#### [SET TASK]
Gather up every line that includes the string "with".

**** MATERIAL PROVIDED ****

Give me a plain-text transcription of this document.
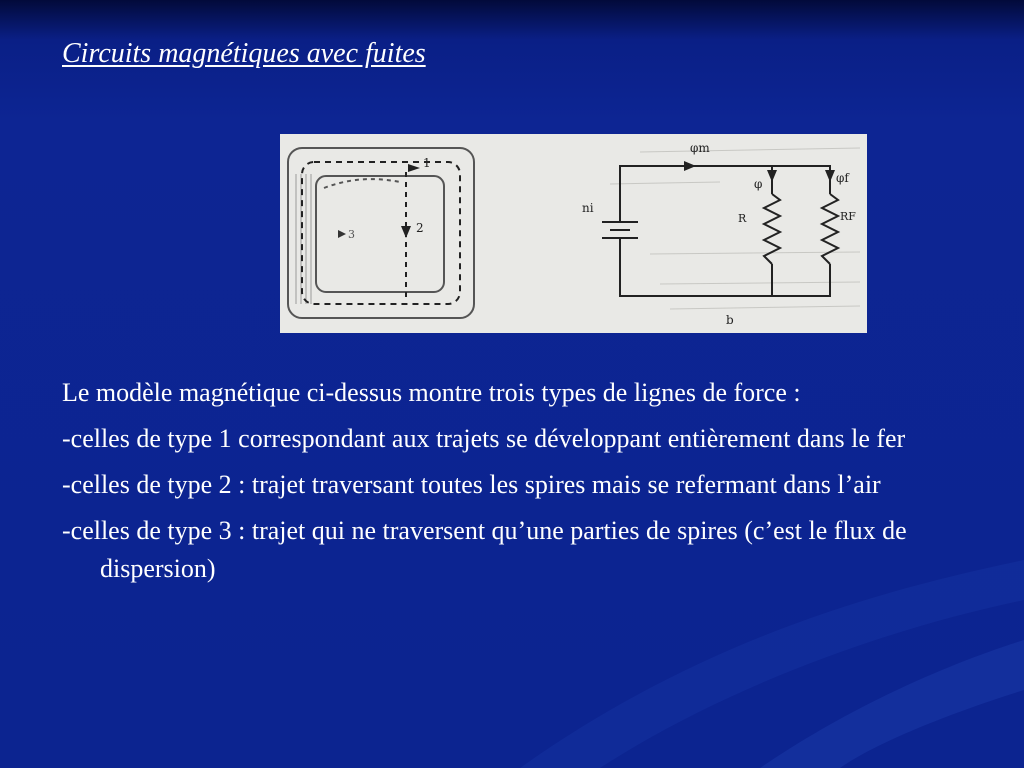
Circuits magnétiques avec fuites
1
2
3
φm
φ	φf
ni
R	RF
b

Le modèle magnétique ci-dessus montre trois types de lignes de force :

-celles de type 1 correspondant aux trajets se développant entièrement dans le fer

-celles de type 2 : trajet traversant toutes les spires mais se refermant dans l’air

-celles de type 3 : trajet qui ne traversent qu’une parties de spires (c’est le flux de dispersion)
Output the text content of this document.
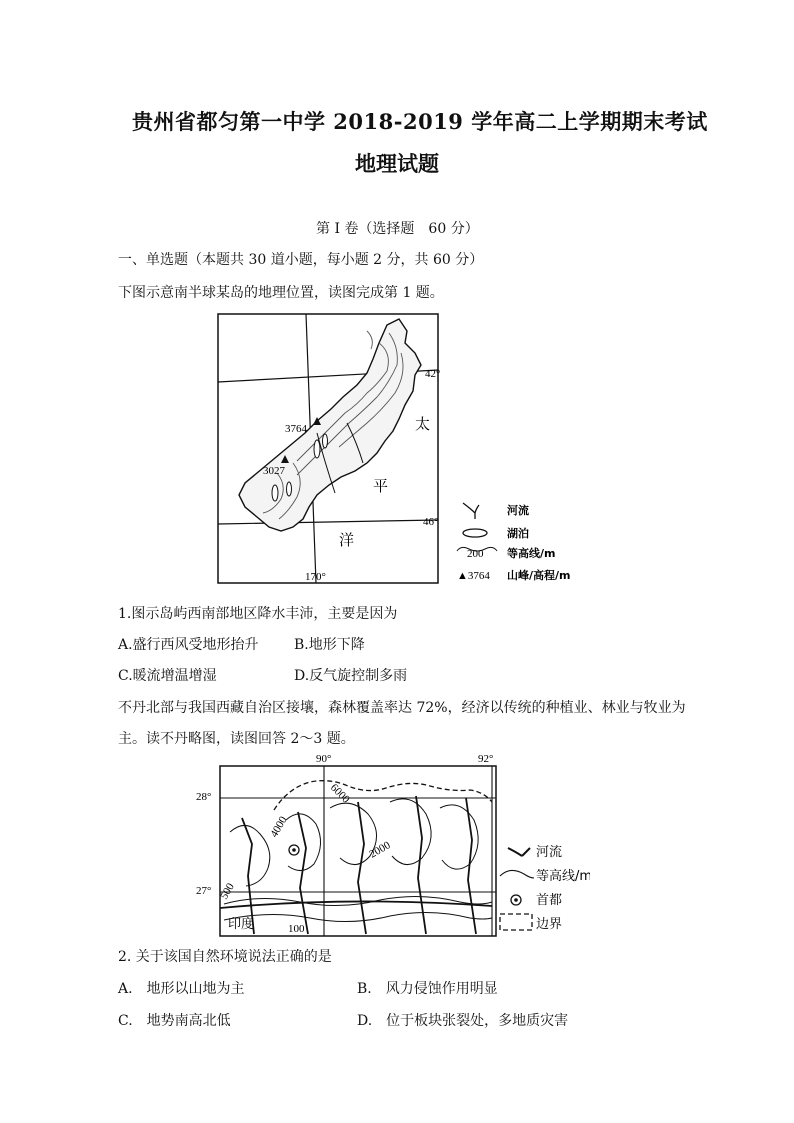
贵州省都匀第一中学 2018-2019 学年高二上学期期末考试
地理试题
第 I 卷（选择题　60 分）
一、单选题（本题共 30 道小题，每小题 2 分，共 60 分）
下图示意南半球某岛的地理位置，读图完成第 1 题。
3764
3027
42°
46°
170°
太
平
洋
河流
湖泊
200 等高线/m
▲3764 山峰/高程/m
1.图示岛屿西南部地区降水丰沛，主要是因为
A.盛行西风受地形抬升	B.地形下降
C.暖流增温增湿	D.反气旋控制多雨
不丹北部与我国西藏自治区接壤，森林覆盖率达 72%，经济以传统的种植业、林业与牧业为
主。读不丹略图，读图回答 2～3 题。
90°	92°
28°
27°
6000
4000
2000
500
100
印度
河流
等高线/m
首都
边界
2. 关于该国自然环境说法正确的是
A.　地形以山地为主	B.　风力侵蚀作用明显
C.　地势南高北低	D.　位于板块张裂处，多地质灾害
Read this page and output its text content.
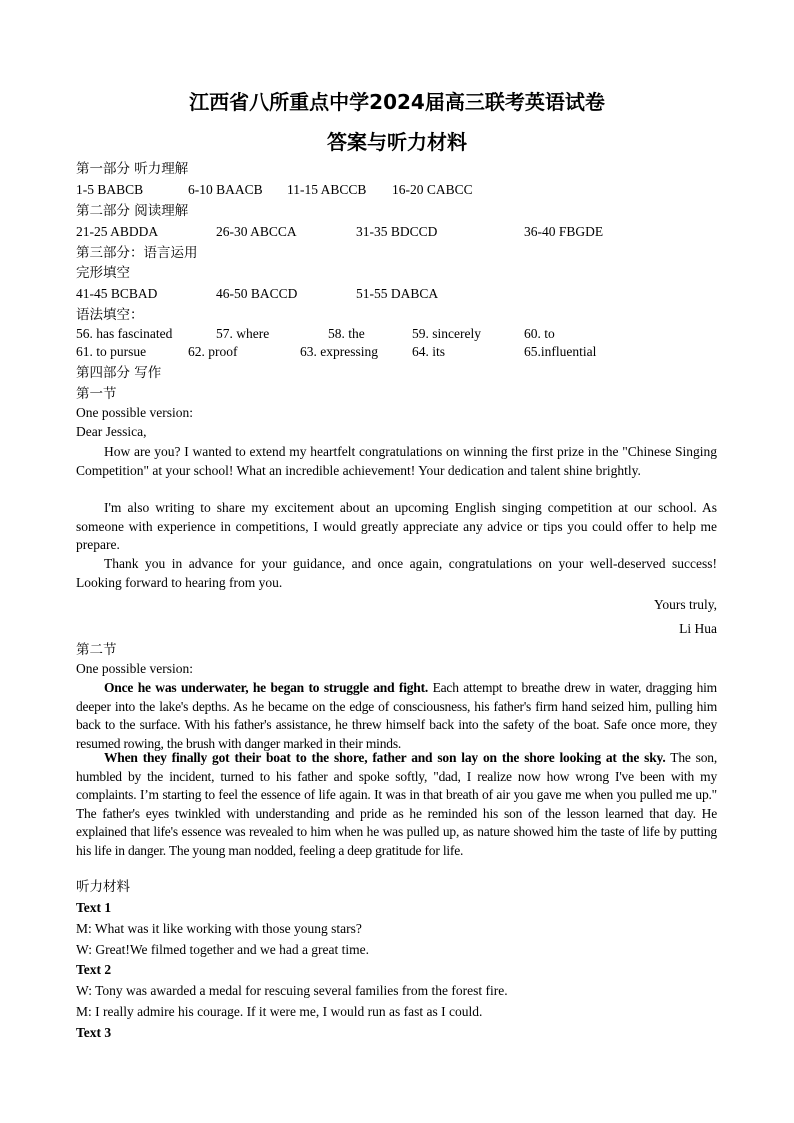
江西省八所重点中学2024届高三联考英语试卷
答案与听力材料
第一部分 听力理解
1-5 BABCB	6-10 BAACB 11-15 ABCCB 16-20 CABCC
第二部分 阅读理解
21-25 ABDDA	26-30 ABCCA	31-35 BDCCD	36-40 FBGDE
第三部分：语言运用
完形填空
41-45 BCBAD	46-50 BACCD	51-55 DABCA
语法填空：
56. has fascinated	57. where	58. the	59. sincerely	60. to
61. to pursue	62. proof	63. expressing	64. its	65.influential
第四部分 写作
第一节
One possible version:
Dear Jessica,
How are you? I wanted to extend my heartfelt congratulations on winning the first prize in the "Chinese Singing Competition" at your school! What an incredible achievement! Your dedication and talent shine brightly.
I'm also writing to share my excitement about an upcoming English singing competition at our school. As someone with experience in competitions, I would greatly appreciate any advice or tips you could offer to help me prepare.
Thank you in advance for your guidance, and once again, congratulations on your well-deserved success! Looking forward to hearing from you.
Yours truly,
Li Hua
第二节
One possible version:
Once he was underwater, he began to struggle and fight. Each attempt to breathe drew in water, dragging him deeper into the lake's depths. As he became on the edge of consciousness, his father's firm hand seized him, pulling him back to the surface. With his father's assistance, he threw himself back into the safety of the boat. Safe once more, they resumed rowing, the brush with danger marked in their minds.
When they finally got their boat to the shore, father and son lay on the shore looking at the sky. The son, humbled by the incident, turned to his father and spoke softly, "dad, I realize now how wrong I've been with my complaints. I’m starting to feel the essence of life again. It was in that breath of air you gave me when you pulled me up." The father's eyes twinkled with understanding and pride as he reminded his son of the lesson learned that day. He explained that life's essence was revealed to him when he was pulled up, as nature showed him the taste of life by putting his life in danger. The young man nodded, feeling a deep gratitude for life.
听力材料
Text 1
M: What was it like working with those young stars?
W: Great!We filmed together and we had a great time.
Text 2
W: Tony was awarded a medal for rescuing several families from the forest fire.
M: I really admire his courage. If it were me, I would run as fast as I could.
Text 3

****

#### [ANSWER TO THIS TASK]
I'm also writing to share my excitement about an upcoming English singing competition at our school. As someone with experience in competitions, I would greatly appreciate any advice or tips you could offer to help me prepare.
Once he was underwater, he began to struggle and fight. Each attempt to breathe drew in water, dragging him deeper into the lake's depths. As he became on the edge of consciousness, his father's firm hand seized him, pulling him back to the surface. With his father's assistance, he threw himself back into the safety of the boat. Safe once more, they resumed rowing, the brush with danger marked in their minds.
When they finally got their boat to the shore, father and son lay on the shore looking at the sky. The son, humbled by the incident, turned to his father and spoke softly, "dad, I realize now how wrong I've been with my complaints. I’m starting to feel the essence of life again. It was in that breath of air you gave me when you pulled me up." The father's eyes twinkled with understanding and pride as he reminded his son of the lesson learned that day. He explained that life's essence was revealed to him when he was pulled up, as nature showed him the taste of life by putting his life in danger. The young man nodded, feeling a deep gratitude for life.
M: What was it like working with those young stars?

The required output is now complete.